What needs to be done >> All of the data needs to be repeated exactly.

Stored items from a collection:
------------------------------------
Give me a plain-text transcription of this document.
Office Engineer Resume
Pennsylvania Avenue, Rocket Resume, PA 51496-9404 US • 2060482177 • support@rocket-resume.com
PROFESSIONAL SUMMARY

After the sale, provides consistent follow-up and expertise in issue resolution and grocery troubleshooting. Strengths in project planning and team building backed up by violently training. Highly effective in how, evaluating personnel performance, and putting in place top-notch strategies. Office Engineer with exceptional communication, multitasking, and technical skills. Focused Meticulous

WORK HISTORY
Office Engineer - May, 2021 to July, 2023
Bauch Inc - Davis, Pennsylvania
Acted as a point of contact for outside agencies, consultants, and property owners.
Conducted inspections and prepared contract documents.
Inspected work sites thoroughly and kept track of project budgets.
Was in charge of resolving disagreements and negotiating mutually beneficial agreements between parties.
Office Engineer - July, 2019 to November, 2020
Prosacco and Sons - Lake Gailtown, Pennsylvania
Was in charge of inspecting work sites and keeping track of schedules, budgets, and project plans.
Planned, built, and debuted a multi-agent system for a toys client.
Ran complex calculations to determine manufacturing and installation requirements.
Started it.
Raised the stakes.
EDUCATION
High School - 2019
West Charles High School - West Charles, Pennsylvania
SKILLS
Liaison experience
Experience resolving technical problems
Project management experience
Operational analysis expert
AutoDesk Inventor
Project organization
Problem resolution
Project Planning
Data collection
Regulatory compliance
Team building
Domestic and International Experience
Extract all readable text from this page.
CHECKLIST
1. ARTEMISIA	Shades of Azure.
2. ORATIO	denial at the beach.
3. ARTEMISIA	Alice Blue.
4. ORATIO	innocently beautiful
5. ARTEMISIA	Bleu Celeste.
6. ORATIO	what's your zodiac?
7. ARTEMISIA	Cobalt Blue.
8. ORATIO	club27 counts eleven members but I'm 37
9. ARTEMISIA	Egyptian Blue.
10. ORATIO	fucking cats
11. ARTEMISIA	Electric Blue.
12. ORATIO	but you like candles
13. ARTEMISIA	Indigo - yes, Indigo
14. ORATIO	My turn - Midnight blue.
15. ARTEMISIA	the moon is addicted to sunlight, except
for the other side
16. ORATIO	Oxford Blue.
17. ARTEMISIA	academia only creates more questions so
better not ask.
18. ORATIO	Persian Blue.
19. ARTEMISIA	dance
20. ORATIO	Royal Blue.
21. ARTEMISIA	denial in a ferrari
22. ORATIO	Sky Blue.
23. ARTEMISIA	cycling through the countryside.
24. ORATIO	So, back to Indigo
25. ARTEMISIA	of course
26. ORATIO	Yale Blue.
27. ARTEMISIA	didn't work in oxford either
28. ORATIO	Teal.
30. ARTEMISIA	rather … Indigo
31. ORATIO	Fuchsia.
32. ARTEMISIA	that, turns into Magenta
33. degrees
------------------------------------
Finished task >>
Give me a plain-text transcription of this document.
Office Engineer Resume
Pennsylvania Avenue, Rocket Resume, PA 51496-9404 US • 2060482177 • support@rocket-resume.com
PROFESSIONAL SUMMARY

After the sale, provides consistent follow-up and expertise in issue resolution and grocery troubleshooting. Strengths in project planning and team building backed up by violently training. Highly effective in how, evaluating personnel performance, and putting in place top-notch strategies. Office Engineer with exceptional communication, multitasking, and technical skills. Focused Meticulous

WORK HISTORY
Office Engineer - May, 2021 to July, 2023
Bauch Inc - Davis, Pennsylvania
Acted as a point of contact for outside agencies, consultants, and property owners.
Conducted inspections and prepared contract documents.
Inspected work sites thoroughly and kept track of project budgets.
Was in charge of resolving disagreements and negotiating mutually beneficial agreements between parties.
Office Engineer - July, 2019 to November, 2020
Prosacco and Sons - Lake Gailtown, Pennsylvania
Was in charge of inspecting work sites and keeping track of schedules, budgets, and project plans.
Planned, built, and debuted a multi-agent system for a toys client.
Ran complex calculations to determine manufacturing and installation requirements.
Started it.
Raised the stakes.
EDUCATION
High School - 2019
West Charles High School - West Charles, Pennsylvania
SKILLS
Liaison experience
Experience resolving technical problems
Project management experience
Operational analysis expert
AutoDesk Inventor
Project organization
Problem resolution
Project Planning
Data collection
Regulatory compliance
Team building
Domestic and International Experience
Extract all readable text from this page.
CHECKLIST
1. ARTEMISIA	Shades of Azure.
2. ORATIO	denial at the beach.
3. ARTEMISIA	Alice Blue.
4. ORATIO	innocently beautiful
5. ARTEMISIA	Bleu Celeste.
6. ORATIO	what's your zodiac?
7. ARTEMISIA	Cobalt Blue.
8. ORATIO	club27 counts eleven members but I'm 37
9. ARTEMISIA	Egyptian Blue.
10. ORATIO	fucking cats
11. ARTEMISIA	Electric Blue.
12. ORATIO	but you like candles
13. ARTEMISIA	Indigo - yes, Indigo
14. ORATIO	My turn - Midnight blue.
15. ARTEMISIA	the moon is addicted to sunlight, except
for the other side
16. ORATIO	Oxford Blue.
17. ARTEMISIA	academia only creates more questions so
better not ask.
18. ORATIO	Persian Blue.
19. ARTEMISIA	dance
20. ORATIO	Royal Blue.
21. ARTEMISIA	denial in a ferrari
22. ORATIO	Sky Blue.
23. ARTEMISIA	cycling through the countryside.
24. ORATIO	So, back to Indigo
25. ARTEMISIA	of course
26. ORATIO	Yale Blue.
27. ARTEMISIA	didn't work in oxford either
28. ORATIO	Teal.
30. ARTEMISIA	rather … Indigo
31. ORATIO	Fuchsia.
32. ARTEMISIA	that, turns into Magenta
33. degrees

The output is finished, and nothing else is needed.